* [THE REQUEST]: Answer with nothing but a number: how many lines include the word "marcação"?

□ □ □ □ □

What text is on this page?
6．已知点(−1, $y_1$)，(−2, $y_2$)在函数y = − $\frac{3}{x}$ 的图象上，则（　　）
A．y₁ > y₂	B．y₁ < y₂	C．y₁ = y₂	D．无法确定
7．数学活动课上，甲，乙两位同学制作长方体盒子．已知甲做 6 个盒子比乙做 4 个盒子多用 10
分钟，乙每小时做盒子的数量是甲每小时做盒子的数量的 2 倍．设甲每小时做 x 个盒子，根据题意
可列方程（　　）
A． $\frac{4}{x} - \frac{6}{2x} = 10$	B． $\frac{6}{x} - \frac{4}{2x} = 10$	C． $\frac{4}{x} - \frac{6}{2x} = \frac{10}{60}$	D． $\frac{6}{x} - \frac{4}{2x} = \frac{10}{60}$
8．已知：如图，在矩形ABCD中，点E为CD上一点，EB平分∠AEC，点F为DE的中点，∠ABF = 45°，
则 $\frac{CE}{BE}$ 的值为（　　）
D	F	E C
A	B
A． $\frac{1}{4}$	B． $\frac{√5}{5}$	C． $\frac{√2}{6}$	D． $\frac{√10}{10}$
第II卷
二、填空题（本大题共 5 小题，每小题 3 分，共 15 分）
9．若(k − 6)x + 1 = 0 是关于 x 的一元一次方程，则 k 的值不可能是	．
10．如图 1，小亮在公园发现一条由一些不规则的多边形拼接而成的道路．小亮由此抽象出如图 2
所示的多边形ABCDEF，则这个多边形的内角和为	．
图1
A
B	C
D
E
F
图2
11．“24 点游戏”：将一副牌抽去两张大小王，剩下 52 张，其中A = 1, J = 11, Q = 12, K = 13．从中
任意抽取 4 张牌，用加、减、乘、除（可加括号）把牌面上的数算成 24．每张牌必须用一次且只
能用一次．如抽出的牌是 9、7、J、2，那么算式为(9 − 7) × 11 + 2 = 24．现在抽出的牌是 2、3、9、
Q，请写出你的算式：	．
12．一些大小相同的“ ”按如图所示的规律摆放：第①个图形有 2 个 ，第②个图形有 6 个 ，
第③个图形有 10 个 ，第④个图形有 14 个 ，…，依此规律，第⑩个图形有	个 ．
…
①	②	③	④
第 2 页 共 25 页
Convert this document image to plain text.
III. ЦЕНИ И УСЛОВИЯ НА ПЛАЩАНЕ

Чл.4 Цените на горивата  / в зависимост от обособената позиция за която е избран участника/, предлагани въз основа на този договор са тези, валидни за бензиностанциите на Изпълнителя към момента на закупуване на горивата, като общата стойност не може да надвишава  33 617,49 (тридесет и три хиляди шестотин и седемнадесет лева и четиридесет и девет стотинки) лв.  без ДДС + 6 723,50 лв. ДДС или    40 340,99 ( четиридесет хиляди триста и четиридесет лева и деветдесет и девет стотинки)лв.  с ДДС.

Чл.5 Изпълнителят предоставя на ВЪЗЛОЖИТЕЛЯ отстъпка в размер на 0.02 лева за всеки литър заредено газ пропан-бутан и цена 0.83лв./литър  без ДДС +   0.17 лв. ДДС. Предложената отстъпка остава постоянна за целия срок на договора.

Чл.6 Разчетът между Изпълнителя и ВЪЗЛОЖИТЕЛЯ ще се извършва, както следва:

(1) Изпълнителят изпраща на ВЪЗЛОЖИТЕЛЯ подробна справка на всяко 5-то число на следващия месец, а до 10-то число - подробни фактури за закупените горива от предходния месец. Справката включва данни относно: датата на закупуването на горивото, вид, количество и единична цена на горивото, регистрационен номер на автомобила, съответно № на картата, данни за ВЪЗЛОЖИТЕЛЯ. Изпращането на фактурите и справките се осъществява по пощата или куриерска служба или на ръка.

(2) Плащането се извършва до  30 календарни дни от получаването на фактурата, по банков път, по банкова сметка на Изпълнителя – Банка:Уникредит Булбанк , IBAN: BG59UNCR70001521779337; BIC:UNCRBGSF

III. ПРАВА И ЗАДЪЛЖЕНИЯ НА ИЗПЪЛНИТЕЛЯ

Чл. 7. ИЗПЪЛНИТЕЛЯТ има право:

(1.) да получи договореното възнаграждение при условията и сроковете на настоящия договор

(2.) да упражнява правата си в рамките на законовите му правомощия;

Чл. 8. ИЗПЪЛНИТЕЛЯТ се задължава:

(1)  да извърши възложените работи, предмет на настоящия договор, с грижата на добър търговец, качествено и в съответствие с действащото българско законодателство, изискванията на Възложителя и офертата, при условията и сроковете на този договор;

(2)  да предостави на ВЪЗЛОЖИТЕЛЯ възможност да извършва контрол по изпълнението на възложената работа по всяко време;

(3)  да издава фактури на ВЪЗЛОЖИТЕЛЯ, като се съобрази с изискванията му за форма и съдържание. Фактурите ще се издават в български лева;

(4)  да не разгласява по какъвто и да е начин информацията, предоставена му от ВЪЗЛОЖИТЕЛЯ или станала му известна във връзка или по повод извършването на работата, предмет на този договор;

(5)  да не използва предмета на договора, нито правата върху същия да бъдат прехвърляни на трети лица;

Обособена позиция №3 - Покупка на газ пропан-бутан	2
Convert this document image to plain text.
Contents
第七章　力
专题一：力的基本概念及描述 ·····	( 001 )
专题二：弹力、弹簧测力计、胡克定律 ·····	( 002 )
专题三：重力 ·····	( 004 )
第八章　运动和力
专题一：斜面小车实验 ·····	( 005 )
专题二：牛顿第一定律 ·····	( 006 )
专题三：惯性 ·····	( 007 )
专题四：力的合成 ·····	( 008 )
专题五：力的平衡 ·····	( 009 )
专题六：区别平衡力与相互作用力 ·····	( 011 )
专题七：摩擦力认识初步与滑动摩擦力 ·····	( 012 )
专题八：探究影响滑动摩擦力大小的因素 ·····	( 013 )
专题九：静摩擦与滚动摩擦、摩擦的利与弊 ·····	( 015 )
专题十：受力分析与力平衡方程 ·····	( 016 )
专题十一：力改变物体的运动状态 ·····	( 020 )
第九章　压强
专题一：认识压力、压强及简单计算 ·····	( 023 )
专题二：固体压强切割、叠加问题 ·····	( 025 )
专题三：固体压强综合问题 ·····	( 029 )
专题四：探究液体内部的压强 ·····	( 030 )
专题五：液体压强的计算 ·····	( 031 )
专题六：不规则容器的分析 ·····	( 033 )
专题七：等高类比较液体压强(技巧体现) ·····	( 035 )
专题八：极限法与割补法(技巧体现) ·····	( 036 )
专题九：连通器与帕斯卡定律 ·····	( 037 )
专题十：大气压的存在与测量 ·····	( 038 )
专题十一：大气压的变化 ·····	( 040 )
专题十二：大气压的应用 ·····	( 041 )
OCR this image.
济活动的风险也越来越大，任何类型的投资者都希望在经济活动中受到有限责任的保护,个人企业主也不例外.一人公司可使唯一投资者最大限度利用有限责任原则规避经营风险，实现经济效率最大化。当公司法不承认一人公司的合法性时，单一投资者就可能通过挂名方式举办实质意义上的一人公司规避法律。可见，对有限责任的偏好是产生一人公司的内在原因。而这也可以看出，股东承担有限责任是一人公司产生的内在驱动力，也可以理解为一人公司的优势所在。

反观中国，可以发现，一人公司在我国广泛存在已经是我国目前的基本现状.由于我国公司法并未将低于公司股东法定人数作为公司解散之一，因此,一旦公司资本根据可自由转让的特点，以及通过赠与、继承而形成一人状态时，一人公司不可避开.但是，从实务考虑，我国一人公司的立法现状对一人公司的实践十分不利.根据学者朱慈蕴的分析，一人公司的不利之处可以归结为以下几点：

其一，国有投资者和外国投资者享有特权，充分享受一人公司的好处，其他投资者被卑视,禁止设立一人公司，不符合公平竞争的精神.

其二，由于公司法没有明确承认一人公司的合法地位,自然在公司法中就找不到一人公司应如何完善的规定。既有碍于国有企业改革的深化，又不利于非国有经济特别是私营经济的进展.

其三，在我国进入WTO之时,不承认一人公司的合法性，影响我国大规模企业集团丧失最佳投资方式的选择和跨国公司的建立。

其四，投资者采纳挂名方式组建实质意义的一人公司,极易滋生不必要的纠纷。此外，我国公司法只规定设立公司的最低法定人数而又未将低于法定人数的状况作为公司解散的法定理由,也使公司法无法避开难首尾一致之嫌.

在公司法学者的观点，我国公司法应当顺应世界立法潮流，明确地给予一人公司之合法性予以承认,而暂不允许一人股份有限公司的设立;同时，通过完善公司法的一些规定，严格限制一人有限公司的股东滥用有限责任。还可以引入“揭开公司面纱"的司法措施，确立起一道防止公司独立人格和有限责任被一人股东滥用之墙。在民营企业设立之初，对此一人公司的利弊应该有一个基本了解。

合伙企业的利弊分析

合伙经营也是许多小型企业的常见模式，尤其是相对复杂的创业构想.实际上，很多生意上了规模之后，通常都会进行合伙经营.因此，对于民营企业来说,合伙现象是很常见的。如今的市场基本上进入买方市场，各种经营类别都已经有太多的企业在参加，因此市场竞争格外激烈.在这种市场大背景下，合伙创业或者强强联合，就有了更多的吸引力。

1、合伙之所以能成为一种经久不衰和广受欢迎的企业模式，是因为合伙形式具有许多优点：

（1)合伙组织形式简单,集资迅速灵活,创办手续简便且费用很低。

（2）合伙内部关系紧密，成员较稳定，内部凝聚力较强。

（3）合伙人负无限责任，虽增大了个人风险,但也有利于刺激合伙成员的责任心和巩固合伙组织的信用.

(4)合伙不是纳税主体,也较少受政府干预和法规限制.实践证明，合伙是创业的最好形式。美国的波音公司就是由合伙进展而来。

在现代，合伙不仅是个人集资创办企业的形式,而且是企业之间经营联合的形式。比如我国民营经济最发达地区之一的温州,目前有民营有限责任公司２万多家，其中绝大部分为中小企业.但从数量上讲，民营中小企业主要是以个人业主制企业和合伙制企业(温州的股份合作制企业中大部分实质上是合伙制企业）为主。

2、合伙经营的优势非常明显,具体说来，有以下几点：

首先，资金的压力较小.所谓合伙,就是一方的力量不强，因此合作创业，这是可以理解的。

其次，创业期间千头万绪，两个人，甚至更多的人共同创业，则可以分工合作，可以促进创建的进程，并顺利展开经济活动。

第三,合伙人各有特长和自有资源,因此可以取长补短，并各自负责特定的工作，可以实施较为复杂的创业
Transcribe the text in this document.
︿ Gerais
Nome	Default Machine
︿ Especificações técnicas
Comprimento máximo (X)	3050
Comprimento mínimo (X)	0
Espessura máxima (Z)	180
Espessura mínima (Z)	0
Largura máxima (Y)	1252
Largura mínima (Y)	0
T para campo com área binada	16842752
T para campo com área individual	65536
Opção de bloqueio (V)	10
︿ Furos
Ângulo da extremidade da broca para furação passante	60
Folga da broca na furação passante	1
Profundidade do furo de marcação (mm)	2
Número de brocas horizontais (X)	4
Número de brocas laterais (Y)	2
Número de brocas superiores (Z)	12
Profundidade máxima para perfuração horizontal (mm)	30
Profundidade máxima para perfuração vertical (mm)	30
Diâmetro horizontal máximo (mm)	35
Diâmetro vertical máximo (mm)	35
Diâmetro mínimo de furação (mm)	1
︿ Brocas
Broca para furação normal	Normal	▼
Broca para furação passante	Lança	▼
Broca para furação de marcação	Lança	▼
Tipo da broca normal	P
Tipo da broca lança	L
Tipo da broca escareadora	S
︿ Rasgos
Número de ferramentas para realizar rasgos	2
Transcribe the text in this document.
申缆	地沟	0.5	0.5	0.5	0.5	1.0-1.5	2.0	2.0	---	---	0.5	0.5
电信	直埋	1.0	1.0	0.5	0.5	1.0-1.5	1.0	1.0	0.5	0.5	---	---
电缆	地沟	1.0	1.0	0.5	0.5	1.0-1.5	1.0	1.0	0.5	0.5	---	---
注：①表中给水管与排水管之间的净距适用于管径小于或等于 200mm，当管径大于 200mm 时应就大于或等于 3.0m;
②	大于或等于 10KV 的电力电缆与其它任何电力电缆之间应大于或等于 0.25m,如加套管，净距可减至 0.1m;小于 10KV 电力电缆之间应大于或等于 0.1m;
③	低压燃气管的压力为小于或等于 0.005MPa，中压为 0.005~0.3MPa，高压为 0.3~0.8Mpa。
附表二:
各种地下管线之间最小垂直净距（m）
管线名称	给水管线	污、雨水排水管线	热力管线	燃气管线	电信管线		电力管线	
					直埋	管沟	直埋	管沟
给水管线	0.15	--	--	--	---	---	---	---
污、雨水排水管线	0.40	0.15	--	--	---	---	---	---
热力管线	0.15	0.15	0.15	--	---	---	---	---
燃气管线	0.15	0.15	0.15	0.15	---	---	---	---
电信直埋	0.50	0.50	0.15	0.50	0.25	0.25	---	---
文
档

□ □ □ □ □

* [THE REPLY]: 2